[Stored data]
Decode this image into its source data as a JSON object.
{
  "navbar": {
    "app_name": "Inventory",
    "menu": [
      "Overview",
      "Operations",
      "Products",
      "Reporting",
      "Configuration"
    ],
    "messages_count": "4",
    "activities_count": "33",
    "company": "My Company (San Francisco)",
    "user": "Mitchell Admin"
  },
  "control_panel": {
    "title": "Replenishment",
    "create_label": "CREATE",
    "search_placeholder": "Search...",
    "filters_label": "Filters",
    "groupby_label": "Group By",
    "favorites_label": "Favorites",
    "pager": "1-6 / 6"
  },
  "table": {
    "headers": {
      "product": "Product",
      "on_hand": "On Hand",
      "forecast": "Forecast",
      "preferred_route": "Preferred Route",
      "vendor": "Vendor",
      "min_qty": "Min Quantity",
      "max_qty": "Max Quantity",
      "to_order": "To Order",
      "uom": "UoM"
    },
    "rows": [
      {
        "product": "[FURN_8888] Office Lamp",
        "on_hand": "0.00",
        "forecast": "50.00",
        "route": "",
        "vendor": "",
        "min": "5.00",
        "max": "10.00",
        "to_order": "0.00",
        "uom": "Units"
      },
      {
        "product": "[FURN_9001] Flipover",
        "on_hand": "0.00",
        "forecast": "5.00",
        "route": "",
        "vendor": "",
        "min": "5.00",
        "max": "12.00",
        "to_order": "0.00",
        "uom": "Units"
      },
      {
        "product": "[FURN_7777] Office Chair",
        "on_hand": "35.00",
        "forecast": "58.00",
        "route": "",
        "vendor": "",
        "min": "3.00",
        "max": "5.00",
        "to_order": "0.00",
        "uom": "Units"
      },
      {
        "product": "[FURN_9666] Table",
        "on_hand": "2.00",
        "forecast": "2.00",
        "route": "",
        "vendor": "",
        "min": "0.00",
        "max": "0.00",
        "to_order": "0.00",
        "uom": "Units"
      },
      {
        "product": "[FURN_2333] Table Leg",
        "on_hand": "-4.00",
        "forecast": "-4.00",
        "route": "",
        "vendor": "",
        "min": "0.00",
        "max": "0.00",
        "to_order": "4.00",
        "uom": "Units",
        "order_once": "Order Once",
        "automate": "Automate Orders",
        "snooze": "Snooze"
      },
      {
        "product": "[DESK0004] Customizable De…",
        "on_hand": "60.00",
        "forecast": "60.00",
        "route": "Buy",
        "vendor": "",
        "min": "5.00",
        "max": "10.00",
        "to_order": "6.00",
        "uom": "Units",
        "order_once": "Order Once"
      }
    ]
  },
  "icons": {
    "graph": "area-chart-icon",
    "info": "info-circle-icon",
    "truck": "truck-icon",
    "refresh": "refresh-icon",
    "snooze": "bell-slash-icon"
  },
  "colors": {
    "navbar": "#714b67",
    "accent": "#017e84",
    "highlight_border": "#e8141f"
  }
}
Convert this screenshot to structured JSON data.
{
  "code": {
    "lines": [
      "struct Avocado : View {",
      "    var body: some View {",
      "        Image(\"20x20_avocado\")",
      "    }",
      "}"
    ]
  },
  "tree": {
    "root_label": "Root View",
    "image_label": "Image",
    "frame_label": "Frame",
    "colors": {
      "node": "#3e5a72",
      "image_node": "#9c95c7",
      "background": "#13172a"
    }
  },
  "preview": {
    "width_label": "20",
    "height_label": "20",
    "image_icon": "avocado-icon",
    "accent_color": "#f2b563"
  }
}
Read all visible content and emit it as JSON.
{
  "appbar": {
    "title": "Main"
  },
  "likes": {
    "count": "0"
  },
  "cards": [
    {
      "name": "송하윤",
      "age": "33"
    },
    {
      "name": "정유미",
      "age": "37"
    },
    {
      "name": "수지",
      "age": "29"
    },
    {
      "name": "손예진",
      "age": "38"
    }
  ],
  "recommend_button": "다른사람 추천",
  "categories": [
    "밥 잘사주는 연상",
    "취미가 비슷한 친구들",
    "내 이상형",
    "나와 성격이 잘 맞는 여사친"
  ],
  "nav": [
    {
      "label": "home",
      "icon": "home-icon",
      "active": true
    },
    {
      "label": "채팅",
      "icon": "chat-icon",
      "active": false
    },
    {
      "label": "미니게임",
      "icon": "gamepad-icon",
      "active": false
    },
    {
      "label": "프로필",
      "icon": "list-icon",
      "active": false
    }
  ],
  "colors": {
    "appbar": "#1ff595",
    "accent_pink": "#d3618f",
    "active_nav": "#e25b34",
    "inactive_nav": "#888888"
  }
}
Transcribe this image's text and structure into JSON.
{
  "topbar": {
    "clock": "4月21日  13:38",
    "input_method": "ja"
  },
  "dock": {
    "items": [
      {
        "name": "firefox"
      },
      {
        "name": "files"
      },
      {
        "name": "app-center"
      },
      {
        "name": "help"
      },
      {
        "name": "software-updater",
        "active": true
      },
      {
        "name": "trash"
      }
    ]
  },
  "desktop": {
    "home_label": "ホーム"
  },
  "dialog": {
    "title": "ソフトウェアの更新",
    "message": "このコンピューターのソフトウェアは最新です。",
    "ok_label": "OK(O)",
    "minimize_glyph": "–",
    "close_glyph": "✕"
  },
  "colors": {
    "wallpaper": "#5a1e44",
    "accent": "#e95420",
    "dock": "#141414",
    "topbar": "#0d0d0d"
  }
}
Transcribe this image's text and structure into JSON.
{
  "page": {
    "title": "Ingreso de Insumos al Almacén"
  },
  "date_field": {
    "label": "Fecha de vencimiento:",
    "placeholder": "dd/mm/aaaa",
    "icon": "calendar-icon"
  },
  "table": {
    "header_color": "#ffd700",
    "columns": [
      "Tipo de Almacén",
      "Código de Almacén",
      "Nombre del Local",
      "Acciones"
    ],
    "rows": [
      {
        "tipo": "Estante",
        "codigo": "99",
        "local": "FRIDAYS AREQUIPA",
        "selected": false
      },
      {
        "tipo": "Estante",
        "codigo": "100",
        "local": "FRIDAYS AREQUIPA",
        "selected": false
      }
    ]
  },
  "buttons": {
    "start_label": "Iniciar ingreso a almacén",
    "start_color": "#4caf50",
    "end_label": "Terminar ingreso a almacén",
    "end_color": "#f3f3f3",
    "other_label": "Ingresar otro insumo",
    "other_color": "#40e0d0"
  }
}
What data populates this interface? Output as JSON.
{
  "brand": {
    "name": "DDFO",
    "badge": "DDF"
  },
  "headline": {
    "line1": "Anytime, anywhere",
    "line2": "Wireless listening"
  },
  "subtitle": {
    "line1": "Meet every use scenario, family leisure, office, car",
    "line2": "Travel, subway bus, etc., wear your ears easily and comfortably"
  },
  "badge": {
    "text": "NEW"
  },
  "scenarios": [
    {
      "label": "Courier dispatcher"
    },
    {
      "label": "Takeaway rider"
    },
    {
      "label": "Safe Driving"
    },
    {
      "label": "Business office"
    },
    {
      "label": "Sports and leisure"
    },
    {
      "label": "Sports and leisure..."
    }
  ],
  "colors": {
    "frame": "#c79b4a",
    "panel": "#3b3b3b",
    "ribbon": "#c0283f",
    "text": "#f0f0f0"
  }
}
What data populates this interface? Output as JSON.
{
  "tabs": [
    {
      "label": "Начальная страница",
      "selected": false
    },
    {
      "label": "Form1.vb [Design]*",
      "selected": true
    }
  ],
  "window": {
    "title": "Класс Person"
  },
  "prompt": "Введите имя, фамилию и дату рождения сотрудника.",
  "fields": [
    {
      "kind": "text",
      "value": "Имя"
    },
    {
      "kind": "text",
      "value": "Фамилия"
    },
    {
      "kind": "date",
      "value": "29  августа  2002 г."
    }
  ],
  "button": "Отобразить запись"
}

▶ REQUIREMENTS: Using the listing, say how many lines include the word "leisure", and add nothing else.

▶ COMPLETE OUTPUT: 3